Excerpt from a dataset
• • • • •
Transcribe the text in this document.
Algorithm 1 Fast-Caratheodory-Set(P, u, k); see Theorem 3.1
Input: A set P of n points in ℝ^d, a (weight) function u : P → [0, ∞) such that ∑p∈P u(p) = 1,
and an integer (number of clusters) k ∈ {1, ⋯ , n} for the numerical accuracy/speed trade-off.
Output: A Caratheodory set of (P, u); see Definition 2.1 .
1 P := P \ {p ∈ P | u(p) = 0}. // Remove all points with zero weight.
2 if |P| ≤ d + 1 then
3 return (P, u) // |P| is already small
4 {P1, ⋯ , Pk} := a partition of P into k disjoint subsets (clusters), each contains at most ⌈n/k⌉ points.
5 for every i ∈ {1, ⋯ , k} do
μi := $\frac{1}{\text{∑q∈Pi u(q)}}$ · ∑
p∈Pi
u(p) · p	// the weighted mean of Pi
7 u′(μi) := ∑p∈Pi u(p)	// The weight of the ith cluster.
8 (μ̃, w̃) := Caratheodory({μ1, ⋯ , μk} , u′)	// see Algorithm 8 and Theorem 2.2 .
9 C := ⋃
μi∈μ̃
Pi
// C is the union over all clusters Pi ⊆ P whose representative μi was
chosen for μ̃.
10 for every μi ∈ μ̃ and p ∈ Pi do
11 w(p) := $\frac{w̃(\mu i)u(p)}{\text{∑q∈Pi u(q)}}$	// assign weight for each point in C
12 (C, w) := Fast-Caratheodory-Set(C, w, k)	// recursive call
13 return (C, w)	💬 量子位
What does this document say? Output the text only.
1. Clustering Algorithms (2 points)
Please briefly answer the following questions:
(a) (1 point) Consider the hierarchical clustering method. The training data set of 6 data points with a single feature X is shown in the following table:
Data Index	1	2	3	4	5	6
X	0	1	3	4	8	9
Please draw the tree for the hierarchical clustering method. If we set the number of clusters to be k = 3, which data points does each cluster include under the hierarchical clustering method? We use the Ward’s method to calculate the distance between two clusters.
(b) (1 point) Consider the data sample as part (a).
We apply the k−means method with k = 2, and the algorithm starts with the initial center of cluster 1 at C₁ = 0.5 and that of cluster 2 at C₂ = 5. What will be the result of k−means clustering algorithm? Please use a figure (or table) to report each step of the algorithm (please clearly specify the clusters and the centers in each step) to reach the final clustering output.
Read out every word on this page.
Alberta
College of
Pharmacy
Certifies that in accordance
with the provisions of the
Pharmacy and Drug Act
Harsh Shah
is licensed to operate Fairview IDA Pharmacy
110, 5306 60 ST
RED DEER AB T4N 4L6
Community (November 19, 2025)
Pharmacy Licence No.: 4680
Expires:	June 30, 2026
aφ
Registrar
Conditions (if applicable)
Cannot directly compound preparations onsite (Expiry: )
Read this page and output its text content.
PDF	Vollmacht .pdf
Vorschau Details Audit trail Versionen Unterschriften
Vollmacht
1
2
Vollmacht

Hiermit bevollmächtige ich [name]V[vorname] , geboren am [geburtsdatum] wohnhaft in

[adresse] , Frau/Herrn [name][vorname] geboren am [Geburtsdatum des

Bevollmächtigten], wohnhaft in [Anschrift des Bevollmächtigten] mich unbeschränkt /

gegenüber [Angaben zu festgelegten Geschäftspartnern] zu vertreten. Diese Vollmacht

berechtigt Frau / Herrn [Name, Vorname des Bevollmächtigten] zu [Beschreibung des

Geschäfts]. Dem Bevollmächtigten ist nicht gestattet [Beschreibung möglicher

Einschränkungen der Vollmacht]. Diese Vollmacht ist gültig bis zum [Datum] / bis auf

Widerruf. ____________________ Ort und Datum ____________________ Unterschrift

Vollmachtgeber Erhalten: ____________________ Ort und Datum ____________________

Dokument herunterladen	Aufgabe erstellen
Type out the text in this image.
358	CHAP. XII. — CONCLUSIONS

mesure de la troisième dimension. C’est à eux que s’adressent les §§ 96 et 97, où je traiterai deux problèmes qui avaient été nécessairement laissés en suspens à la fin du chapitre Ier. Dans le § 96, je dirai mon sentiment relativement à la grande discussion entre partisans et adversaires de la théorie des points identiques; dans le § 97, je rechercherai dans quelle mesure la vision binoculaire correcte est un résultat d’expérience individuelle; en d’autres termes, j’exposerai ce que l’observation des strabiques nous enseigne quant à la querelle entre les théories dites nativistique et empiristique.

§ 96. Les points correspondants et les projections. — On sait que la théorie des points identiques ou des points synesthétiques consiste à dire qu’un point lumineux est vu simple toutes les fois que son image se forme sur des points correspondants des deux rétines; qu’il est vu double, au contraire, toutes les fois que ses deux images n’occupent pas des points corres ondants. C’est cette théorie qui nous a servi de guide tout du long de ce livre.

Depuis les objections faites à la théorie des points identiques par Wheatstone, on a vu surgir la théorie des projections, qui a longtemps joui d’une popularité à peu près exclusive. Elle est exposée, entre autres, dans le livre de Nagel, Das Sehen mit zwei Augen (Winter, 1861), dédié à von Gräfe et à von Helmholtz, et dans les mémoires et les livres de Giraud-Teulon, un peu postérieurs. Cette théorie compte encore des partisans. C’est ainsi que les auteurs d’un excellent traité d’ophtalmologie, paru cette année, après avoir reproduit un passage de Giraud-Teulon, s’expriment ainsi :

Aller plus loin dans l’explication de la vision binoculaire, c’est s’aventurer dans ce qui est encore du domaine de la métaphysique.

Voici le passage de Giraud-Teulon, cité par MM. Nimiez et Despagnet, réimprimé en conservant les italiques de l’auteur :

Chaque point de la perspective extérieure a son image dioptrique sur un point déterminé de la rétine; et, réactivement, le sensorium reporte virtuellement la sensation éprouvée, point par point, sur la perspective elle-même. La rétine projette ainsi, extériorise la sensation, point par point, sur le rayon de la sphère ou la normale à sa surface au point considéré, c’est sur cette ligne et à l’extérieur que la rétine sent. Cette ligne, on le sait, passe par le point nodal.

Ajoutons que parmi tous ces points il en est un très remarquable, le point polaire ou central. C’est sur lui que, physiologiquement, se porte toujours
• • • • •
Check each line above for the word "clusters", and copy the lines where it appears.

▸ **RESULT**:
and an integer (number of clusters) k ∈ {1, ⋯ , n} for the numerical accuracy/speed trade-off.
4 {P1, ⋯ , Pk} := a partition of P into k disjoint subsets (clusters), each contains at most ⌈n/k⌉ points.
// C is the union over all clusters Pi ⊆ P whose representative μi was
Please draw the tree for the hierarchical clustering method. If we set the number of clusters to be k = 3, which data points does each cluster include under the hierarchical clustering method? We use the Ward’s method to calculate the distance between two clusters.
We apply the k−means method with k = 2, and the algorithm starts with the initial center of cluster 1 at C₁ = 0.5 and that of cluster 2 at C₂ = 5. What will be the result of k−means clustering algorithm? Please use a figure (or table) to report each step of the algorithm (please clearly specify the clusters and the centers in each step) to reach the final clustering output.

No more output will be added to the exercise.